**Saved entries:**
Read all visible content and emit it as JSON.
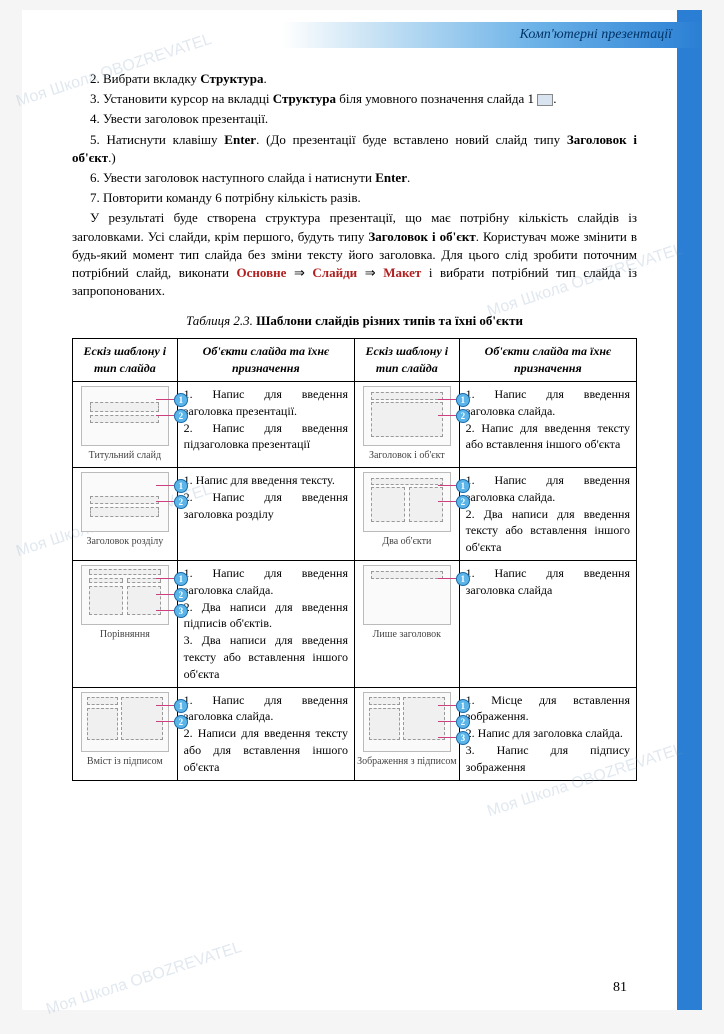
{
  "header": {
    "section_title": "Комп'ютерні презентації"
  },
  "steps": {
    "s2": "2. Вибрати вкладку ",
    "s2b": "Структура",
    "s2end": ".",
    "s3a": "3. Установити курсор на вкладці ",
    "s3b": "Структура",
    "s3c": " біля умовного позначення слайда 1",
    "s3end": ".",
    "s4": "4. Увести заголовок презентації.",
    "s5a": "5. Натиснути клавішу ",
    "s5b": "Enter",
    "s5c": ". (До презентації буде вставлено новий слайд типу ",
    "s5d": "Заголовок і об'єкт",
    "s5e": ".)",
    "s6a": "6. Увести заголовок наступного слайда і натиснути ",
    "s6b": "Enter",
    "s6c": ".",
    "s7": "7. Повторити команду 6 потрібну кількість разів."
  },
  "para": {
    "p1a": "У результаті буде створена структура презентації, що має потрібну кількість слайдів із заголовками. Усі слайди, крім першого, будуть типу ",
    "p1b": "Заголовок і об'єкт",
    "p1c": ". Користувач може змінити в будь-який момент тип слайда без зміни тексту його заголовка. Для цього слід зробити поточним потрібний слайд, виконати ",
    "p1d": "Основне",
    "arrow": " ⇒ ",
    "p1e": "Слайди",
    "p1f": "Макет",
    "p1g": " і вибрати потрібний тип слайда із запропонованих."
  },
  "table": {
    "caption_prefix": "Таблиця 2.3. ",
    "caption_bold": "Шаблони слайдів різних типів та їхні об'єкти",
    "headers": {
      "h1": "Ескіз шаблону і тип слайда",
      "h2": "Об'єкти слайда та їхнє призначення",
      "h3": "Ескіз шаблону і тип слайда",
      "h4": "Об'єкти слайда та їхнє призначення"
    },
    "rows": [
      {
        "left_label": "Титульний слайд",
        "left_markers": [
          "1",
          "2"
        ],
        "left_desc": "1. Напис для введення заголовка презентації.\n2. Напис для введення підзаголовка презентації",
        "right_label": "Заголовок і об'єкт",
        "right_markers": [
          "1",
          "2"
        ],
        "right_desc": "1. Напис для введення заголовка слайда.\n2. Напис для введення тексту або вставлення іншого об'єкта"
      },
      {
        "left_label": "Заголовок розділу",
        "left_markers": [
          "1",
          "2"
        ],
        "left_desc": "1. Напис для введення тексту.\n2. Напис для введення заголовка розділу",
        "right_label": "Два об'єкти",
        "right_markers": [
          "1",
          "2"
        ],
        "right_desc": "1. Напис для введення заголовка слайда.\n2. Два написи для введення тексту або вставлення іншого об'єкта"
      },
      {
        "left_label": "Порівняння",
        "left_markers": [
          "1",
          "2",
          "3"
        ],
        "left_desc": "1. Напис для введення заголовка слайда.\n2. Два написи для введення підписів об'єктів.\n3. Два написи для введення тексту або вставлення іншого об'єкта",
        "right_label": "Лише заголовок",
        "right_markers": [
          "1"
        ],
        "right_desc": "1. Напис для введення заголовка слайда"
      },
      {
        "left_label": "Вміст із підписом",
        "left_markers": [
          "1",
          "2"
        ],
        "left_desc": "1. Напис для введення заголовка слайда.\n2. Написи для введення тексту або для вставлення іншого об'єкта",
        "right_label": "Зображення з підписом",
        "right_markers": [
          "1",
          "2",
          "3"
        ],
        "right_desc": "1. Місце для вставлення зображення.\n2. Напис для заголовка слайда.\n3. Напис для підпису зображення"
      }
    ]
  },
  "pagenum": "81",
  "watermark": "Моя Школа OBOZREVATEL",
  "colors": {
    "accent": "#2a7fd4",
    "marker_bg": "#5bb5e8",
    "marker_border": "#1a6aa8",
    "leader": "#cc4080",
    "red_text": "#b02020"
  }
}
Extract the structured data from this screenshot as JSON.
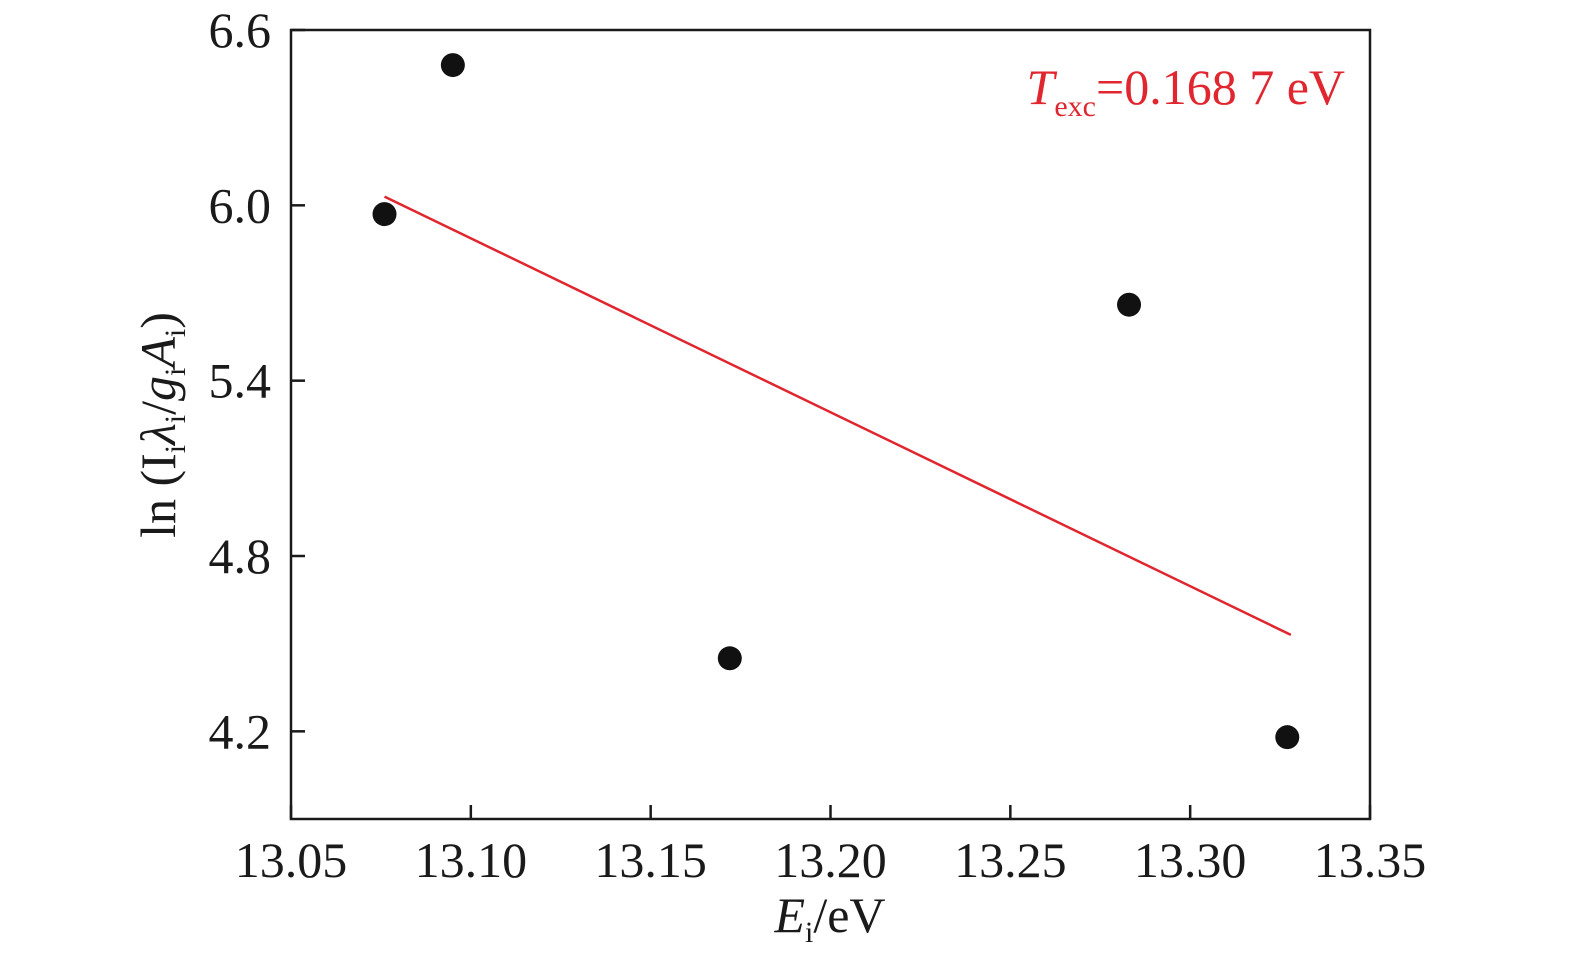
{
  "chart_data": {
    "type": "scatter",
    "xlabel": {
      "main": "E",
      "sub": "i",
      "unit": "/eV"
    },
    "ylabel": {
      "prefix": "ln (I",
      "sub1": "i",
      "lambda": "λ",
      "sub2": "i",
      "slash": "/",
      "g": "g",
      "sub3": "i",
      "A": "A",
      "sub4": "i",
      "suffix": ")"
    },
    "xlim": [
      13.05,
      13.35
    ],
    "ylim": [
      3.9,
      6.6
    ],
    "x_ticks": [
      13.05,
      13.1,
      13.15,
      13.2,
      13.25,
      13.3,
      13.35
    ],
    "x_tick_labels": [
      "13.05",
      "13.10",
      "13.15",
      "13.20",
      "13.25",
      "13.30",
      "13.35"
    ],
    "y_ticks": [
      4.2,
      4.8,
      5.4,
      6.0,
      6.6
    ],
    "y_tick_labels": [
      "4.2",
      "4.8",
      "5.4",
      "6.0",
      "6.6"
    ],
    "grid": false,
    "points": [
      {
        "x": 13.076,
        "y": 5.97
      },
      {
        "x": 13.095,
        "y": 6.48
      },
      {
        "x": 13.172,
        "y": 4.45
      },
      {
        "x": 13.283,
        "y": 5.66
      },
      {
        "x": 13.327,
        "y": 4.18
      }
    ],
    "fit_line": {
      "x": [
        13.076,
        13.328
      ],
      "y": [
        6.03,
        4.53
      ],
      "color": "#e0262f"
    },
    "annotation": {
      "T": "T",
      "sub": "exc",
      "value": "=0.168 7 eV",
      "color": "#e0262f",
      "position": "top-right"
    },
    "marker_color": "#111111",
    "axis_color": "#1a1a1a"
  }
}
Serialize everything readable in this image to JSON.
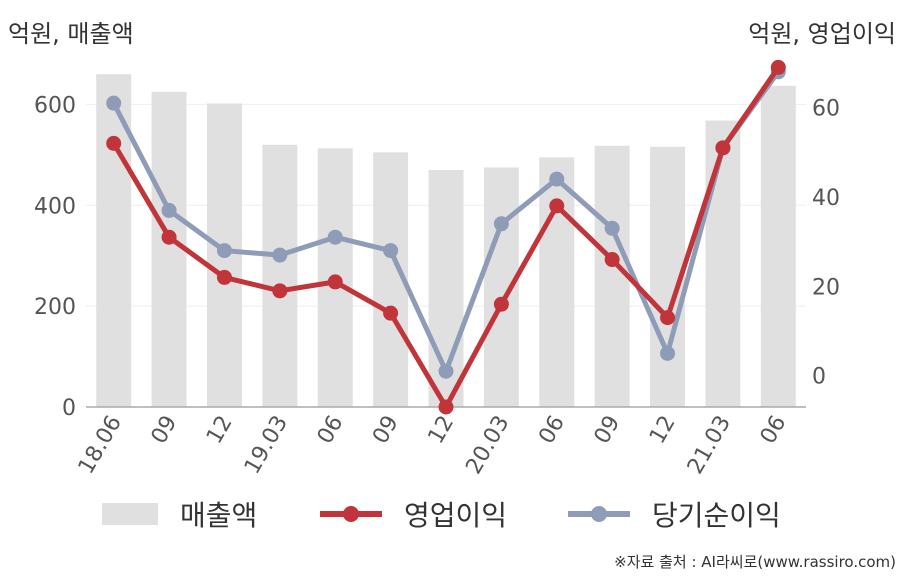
{
  "units": {
    "left": "억원, 매출액",
    "right": "억원, 영업이익"
  },
  "legend": {
    "revenue": "매출액",
    "operating_profit": "영업이익",
    "net_income": "당기순이익"
  },
  "source": "※자료 출처 : AI라씨로(www.rassiro.com)",
  "colors": {
    "revenue": "#e0e0e0",
    "operating_profit": "#c0343a",
    "net_income": "#8e9cb8"
  },
  "chart_data": {
    "type": "bar",
    "categories": [
      "18.06",
      "09",
      "12",
      "19.03",
      "06",
      "09",
      "12",
      "20.03",
      "06",
      "09",
      "12",
      "21.03",
      "06"
    ],
    "series": [
      {
        "name": "매출액",
        "type": "bar",
        "axis": "left",
        "values": [
          660,
          625,
          602,
          520,
          513,
          505,
          470,
          475,
          495,
          518,
          516,
          568,
          637
        ]
      },
      {
        "name": "영업이익",
        "type": "line",
        "axis": "right",
        "values": [
          52,
          31,
          22,
          19,
          21,
          14,
          -7,
          16,
          38,
          26,
          13,
          51,
          69
        ]
      },
      {
        "name": "당기순이익",
        "type": "line",
        "axis": "right",
        "values": [
          61,
          37,
          28,
          27,
          31,
          28,
          1,
          34,
          44,
          33,
          5,
          51,
          68
        ]
      }
    ],
    "y_left": {
      "ticks": [
        0,
        200,
        400,
        600
      ],
      "min": 0,
      "max": 700
    },
    "y_right": {
      "ticks": [
        0,
        20,
        40,
        60
      ],
      "min": -7,
      "max": 72
    },
    "grid": true,
    "legend_position": "bottom"
  }
}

**Written request:** Output every entry exactly as given; pictures are not part of the copy.

**Correct output:**
Read all visible content and emit it as JSON.
{
  "header": {
    "section_title": "Комп'ютерні презентації"
  },
  "steps": {
    "s2": "2. Вибрати вкладку ",
    "s2b": "Структура",
    "s2end": ".",
    "s3a": "3. Установити курсор на вкладці ",
    "s3b": "Структура",
    "s3c": " біля умовного позначення слайда 1",
    "s3end": ".",
    "s4": "4. Увести заголовок презентації.",
    "s5a": "5. Натиснути клавішу ",
    "s5b": "Enter",
    "s5c": ". (До презентації буде вставлено новий слайд типу ",
    "s5d": "Заголовок і об'єкт",
    "s5e": ".)",
    "s6a": "6. Увести заголовок наступного слайда і натиснути ",
    "s6b": "Enter",
    "s6c": ".",
    "s7": "7. Повторити команду 6 потрібну кількість разів."
  },
  "para": {
    "p1a": "У результаті буде створена структура презентації, що має потрібну кількість слайдів із заголовками. Усі слайди, крім першого, будуть типу ",
    "p1b": "Заголовок і об'єкт",
    "p1c": ". Користувач може змінити в будь-який момент тип слайда без зміни тексту його заголовка. Для цього слід зробити поточним потрібний слайд, виконати ",
    "p1d": "Основне",
    "arrow": " ⇒ ",
    "p1e": "Слайди",
    "p1f": "Макет",
    "p1g": " і вибрати потрібний тип слайда із запропонованих."
  },
  "table": {
    "caption_prefix": "Таблиця 2.3. ",
    "caption_bold": "Шаблони слайдів різних типів та їхні об'єкти",
    "headers": {
      "h1": "Ескіз шаблону і тип слайда",
      "h2": "Об'єкти слайда та їхнє призначення",
      "h3": "Ескіз шаблону і тип слайда",
      "h4": "Об'єкти слайда та їхнє призначення"
    },
    "rows": [
      {
        "left_label": "Титульний слайд",
        "left_markers": [
          "1",
          "2"
        ],
        "left_desc": "1. Напис для введення заголовка презентації.\n2. Напис для введення підзаголовка презентації",
        "right_label": "Заголовок і об'єкт",
        "right_markers": [
          "1",
          "2"
        ],
        "right_desc": "1. Напис для введення заголовка слайда.\n2. Напис для введення тексту або вставлення іншого об'єкта"
      },
      {
        "left_label": "Заголовок розділу",
        "left_markers": [
          "1",
          "2"
        ],
        "left_desc": "1. Напис для введення тексту.\n2. Напис для введення заголовка розділу",
        "right_label": "Два об'єкти",
        "right_markers": [
          "1",
          "2"
        ],
        "right_desc": "1. Напис для введення заголовка слайда.\n2. Два написи для введення тексту або вставлення іншого об'єкта"
      },
      {
        "left_label": "Порівняння",
        "left_markers": [
          "1",
          "2",
          "3"
        ],
        "left_desc": "1. Напис для введення заголовка слайда.\n2. Два написи для введення підписів об'єктів.\n3. Два написи для введення тексту або вставлення іншого об'єкта",
        "right_label": "Лише заголовок",
        "right_markers": [
          "1"
        ],
        "right_desc": "1. Напис для введення заголовка слайда"
      },
      {
        "left_label": "Вміст із підписом",
        "left_markers": [
          "1",
          "2"
        ],
        "left_desc": "1. Напис для введення заголовка слайда.\n2. Написи для введення тексту або для вставлення іншого об'єкта",
        "right_label": "Зображення з підписом",
        "right_markers": [
          "1",
          "2",
          "3"
        ],
        "right_desc": "1. Місце для вставлення зображення.\n2. Напис для заголовка слайда.\n3. Напис для підпису зображення"
      }
    ]
  },
  "pagenum": "81",
  "watermark": "Моя Школа OBOZREVATEL",
  "colors": {
    "accent": "#2a7fd4",
    "marker_bg": "#5bb5e8",
    "marker_border": "#1a6aa8",
    "leader": "#cc4080",
    "red_text": "#b02020"
  }
}
Extract the structured data from this screenshot as JSON.
{
  "chart_data": {
    "type": "scatter",
    "xlabel": {
      "main": "E",
      "sub": "i",
      "unit": "/eV"
    },
    "ylabel": {
      "prefix": "ln (I",
      "sub1": "i",
      "lambda": "λ",
      "sub2": "i",
      "slash": "/",
      "g": "g",
      "sub3": "i",
      "A": "A",
      "sub4": "i",
      "suffix": ")"
    },
    "xlim": [
      13.05,
      13.35
    ],
    "ylim": [
      3.9,
      6.6
    ],
    "x_ticks": [
      13.05,
      13.1,
      13.15,
      13.2,
      13.25,
      13.3,
      13.35
    ],
    "x_tick_labels": [
      "13.05",
      "13.10",
      "13.15",
      "13.20",
      "13.25",
      "13.30",
      "13.35"
    ],
    "y_ticks": [
      4.2,
      4.8,
      5.4,
      6.0,
      6.6
    ],
    "y_tick_labels": [
      "4.2",
      "4.8",
      "5.4",
      "6.0",
      "6.6"
    ],
    "grid": false,
    "points": [
      {
        "x": 13.076,
        "y": 5.97
      },
      {
        "x": 13.095,
        "y": 6.48
      },
      {
        "x": 13.172,
        "y": 4.45
      },
      {
        "x": 13.283,
        "y": 5.66
      },
      {
        "x": 13.327,
        "y": 4.18
      }
    ],
    "fit_line": {
      "x": [
        13.076,
        13.328
      ],
      "y": [
        6.03,
        4.53
      ],
      "color": "#e0262f"
    },
    "annotation": {
      "T": "T",
      "sub": "exc",
      "value": "=0.168 7 eV",
      "color": "#e0262f",
      "position": "top-right"
    },
    "marker_color": "#111111",
    "axis_color": "#1a1a1a"
  }
}
Serialize everything readable in this image to JSON.
{
  "units": {
    "left": "억원, 매출액",
    "right": "억원, 영업이익"
  },
  "legend": {
    "revenue": "매출액",
    "operating_profit": "영업이익",
    "net_income": "당기순이익"
  },
  "source": "※자료 출처 : AI라씨로(www.rassiro.com)",
  "colors": {
    "revenue": "#e0e0e0",
    "operating_profit": "#c0343a",
    "net_income": "#8e9cb8"
  },
  "chart_data": {
    "type": "bar",
    "categories": [
      "18.06",
      "09",
      "12",
      "19.03",
      "06",
      "09",
      "12",
      "20.03",
      "06",
      "09",
      "12",
      "21.03",
      "06"
    ],
    "series": [
      {
        "name": "매출액",
        "type": "bar",
        "axis": "left",
        "values": [
          660,
          625,
          602,
          520,
          513,
          505,
          470,
          475,
          495,
          518,
          516,
          568,
          637
        ]
      },
      {
        "name": "영업이익",
        "type": "line",
        "axis": "right",
        "values": [
          52,
          31,
          22,
          19,
          21,
          14,
          -7,
          16,
          38,
          26,
          13,
          51,
          69
        ]
      },
      {
        "name": "당기순이익",
        "type": "line",
        "axis": "right",
        "values": [
          61,
          37,
          28,
          27,
          31,
          28,
          1,
          34,
          44,
          33,
          5,
          51,
          68
        ]
      }
    ],
    "y_left": {
      "ticks": [
        0,
        200,
        400,
        600
      ],
      "min": 0,
      "max": 700
    },
    "y_right": {
      "ticks": [
        0,
        20,
        40,
        60
      ],
      "min": -7,
      "max": 72
    },
    "grid": true,
    "legend_position": "bottom"
  }
}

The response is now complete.